In the listing that follows, how many lines contain "saturation"? Give the number only.
start Source data
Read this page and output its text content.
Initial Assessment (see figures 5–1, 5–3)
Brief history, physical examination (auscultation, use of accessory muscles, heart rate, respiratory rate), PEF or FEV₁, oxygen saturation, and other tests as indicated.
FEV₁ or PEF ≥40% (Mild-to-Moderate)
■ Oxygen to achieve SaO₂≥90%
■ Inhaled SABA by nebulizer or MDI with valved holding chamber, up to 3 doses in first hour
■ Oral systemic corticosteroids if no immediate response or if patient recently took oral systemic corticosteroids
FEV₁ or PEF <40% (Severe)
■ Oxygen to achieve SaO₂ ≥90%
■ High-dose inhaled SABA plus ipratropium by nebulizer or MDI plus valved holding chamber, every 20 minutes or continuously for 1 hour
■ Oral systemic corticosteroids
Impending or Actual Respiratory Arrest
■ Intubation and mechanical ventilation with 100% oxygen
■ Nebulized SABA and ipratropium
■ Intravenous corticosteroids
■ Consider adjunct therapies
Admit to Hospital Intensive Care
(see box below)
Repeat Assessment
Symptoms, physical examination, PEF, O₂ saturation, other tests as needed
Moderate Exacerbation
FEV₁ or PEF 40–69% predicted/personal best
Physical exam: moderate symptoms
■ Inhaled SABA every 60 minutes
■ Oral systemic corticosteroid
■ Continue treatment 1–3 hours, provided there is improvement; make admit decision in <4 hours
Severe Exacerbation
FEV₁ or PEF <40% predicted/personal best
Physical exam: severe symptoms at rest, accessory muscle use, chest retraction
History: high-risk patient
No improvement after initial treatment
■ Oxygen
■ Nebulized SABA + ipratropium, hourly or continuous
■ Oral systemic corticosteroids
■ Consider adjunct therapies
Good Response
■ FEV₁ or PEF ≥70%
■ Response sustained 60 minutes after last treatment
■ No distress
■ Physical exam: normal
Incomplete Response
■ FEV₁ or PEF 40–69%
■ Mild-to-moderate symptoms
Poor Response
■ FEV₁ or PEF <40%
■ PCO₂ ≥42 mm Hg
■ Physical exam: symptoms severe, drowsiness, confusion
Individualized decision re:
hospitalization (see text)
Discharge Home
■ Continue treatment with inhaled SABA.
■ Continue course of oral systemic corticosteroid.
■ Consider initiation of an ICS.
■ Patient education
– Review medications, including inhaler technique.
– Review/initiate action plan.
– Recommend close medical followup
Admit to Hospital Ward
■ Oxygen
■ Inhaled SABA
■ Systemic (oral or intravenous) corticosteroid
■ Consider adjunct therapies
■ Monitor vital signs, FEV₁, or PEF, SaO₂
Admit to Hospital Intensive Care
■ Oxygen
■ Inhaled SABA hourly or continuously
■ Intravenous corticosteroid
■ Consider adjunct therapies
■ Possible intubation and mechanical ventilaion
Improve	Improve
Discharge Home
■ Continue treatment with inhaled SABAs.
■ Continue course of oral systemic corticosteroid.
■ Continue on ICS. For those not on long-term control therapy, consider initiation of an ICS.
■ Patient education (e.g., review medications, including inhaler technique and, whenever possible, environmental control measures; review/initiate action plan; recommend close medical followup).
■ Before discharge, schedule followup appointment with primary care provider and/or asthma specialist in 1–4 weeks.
end Source data
> **Output of the task**
2